What you should do >>
Transcribe all of the records precisely as they are presented.
╭─ Entries supplied
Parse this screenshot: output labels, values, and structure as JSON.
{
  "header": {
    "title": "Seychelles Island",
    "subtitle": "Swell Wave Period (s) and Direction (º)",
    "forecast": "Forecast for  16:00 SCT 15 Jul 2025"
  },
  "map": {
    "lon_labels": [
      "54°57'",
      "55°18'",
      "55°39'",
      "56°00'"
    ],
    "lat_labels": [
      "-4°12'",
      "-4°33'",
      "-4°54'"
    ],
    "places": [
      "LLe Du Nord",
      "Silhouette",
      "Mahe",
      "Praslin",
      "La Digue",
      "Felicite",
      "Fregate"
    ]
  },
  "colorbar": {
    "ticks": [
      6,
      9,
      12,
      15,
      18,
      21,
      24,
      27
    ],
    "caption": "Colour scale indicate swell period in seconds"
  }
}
╰─
Exercise result >>
Parse this screenshot: output labels, values, and structure as JSON.
{
  "header": {
    "title": "Seychelles Island",
    "subtitle": "Swell Wave Period (s) and Direction (º)",
    "forecast": "Forecast for  16:00 SCT 15 Jul 2025"
  },
  "map": {
    "lon_labels": [
      "54°57'",
      "55°18'",
      "55°39'",
      "56°00'"
    ],
    "lat_labels": [
      "-4°12'",
      "-4°33'",
      "-4°54'"
    ],
    "places": [
      "LLe Du Nord",
      "Silhouette",
      "Mahe",
      "Praslin",
      "La Digue",
      "Felicite",
      "Fregate"
    ]
  },
  "colorbar": {
    "ticks": [
      6,
      9,
      12,
      15,
      18,
      21,
      24,
      27
    ],
    "caption": "Colour scale indicate swell period in seconds"
  }
}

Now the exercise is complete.